_TASK DESCRIPTION_
Report how many lines hold the word "this"; answer with the number alone.

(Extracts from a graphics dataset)
# # #

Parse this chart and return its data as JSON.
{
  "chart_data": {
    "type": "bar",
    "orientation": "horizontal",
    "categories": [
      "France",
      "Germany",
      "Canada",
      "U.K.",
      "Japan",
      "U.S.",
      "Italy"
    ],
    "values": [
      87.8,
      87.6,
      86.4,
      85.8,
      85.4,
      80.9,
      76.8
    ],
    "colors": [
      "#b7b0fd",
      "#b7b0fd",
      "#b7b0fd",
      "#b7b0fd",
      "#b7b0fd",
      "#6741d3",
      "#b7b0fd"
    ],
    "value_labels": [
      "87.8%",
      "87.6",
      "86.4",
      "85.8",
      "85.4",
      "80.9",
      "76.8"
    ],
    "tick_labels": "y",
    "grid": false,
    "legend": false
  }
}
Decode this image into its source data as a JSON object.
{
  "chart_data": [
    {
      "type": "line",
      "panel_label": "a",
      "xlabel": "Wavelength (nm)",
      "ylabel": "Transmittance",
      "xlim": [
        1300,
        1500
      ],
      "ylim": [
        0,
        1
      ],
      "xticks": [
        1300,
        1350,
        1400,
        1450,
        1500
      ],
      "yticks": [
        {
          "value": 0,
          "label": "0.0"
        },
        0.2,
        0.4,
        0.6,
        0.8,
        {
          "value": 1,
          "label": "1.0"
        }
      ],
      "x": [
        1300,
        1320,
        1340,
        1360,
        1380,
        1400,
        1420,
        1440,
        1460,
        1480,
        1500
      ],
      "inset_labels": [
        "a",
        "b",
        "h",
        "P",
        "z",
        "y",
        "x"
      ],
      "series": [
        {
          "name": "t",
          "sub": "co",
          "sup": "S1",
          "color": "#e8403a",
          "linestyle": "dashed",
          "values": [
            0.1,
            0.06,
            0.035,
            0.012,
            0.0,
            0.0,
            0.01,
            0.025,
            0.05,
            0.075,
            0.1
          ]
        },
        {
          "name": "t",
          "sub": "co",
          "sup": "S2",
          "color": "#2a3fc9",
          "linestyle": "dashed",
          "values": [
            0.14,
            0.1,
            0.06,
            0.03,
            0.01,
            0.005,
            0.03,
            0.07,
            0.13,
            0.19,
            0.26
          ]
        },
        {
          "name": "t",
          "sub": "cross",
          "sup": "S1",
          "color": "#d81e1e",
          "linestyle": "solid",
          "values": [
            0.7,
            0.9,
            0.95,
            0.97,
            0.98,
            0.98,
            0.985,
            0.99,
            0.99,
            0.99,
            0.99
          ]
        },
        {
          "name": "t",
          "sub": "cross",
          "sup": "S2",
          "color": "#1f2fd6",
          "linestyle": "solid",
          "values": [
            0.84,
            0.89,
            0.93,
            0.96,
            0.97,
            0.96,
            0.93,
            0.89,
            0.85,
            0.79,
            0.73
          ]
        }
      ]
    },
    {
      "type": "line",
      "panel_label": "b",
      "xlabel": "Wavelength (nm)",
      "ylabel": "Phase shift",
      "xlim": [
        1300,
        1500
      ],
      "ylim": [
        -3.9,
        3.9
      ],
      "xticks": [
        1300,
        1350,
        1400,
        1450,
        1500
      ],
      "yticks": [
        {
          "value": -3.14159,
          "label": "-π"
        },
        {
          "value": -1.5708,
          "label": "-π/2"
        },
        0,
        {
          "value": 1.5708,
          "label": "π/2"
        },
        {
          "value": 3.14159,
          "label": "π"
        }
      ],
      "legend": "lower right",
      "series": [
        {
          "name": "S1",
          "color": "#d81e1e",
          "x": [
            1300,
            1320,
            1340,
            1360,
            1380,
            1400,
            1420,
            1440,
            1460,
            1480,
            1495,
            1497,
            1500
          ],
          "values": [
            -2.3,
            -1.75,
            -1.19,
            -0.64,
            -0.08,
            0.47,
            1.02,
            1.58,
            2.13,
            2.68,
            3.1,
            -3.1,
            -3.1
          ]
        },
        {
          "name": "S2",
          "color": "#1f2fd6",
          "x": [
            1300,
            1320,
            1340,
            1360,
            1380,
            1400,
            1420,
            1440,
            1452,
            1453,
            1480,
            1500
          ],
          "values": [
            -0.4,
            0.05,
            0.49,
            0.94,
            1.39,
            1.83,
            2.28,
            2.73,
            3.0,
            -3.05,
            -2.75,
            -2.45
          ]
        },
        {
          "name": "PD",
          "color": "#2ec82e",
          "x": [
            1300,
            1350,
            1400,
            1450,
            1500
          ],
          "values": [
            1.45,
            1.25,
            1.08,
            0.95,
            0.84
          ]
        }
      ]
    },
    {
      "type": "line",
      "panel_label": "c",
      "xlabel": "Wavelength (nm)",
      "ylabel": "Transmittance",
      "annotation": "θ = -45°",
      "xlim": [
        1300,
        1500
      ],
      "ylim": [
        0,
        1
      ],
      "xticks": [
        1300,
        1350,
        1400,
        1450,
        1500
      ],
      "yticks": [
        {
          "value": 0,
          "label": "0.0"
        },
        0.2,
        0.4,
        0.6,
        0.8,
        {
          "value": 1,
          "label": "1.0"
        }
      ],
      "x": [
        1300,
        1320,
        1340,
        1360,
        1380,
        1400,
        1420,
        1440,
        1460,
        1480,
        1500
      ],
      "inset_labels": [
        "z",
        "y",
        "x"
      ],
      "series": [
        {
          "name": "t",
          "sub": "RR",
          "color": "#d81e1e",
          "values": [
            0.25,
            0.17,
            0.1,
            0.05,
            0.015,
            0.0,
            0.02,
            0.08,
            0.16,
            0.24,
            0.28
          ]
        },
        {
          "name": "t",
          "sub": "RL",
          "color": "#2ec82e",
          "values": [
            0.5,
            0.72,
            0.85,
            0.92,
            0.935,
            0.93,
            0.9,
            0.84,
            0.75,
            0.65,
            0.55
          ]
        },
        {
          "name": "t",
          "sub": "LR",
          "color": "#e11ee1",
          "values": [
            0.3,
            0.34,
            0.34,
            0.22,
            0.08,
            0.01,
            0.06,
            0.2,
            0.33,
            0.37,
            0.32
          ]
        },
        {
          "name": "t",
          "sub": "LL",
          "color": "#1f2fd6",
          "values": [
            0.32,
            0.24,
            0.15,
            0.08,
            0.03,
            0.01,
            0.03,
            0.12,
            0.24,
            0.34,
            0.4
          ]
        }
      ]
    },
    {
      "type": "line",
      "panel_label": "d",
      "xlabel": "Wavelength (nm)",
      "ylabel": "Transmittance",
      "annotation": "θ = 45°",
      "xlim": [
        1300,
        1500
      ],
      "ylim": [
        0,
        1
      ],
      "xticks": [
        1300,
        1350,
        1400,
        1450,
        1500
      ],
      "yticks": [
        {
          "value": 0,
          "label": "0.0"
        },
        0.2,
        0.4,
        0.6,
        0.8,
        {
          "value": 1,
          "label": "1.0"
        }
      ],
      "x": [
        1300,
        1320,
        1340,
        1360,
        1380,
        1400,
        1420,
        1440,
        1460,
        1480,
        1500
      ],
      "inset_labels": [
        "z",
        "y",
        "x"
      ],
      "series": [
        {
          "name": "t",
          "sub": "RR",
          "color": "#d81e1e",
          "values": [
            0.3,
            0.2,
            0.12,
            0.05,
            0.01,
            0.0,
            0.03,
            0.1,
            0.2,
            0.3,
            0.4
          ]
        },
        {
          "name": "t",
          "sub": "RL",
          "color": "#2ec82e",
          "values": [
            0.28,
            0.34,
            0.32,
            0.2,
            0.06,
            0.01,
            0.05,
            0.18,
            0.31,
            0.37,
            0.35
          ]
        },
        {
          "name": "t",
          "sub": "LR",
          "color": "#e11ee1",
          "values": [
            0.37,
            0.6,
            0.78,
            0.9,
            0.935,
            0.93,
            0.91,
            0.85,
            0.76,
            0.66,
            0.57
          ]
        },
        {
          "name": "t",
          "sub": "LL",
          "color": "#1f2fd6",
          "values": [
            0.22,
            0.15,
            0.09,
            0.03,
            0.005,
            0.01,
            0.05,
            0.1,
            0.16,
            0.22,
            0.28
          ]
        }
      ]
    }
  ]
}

# # #

_RESULT OF THE TASK_
2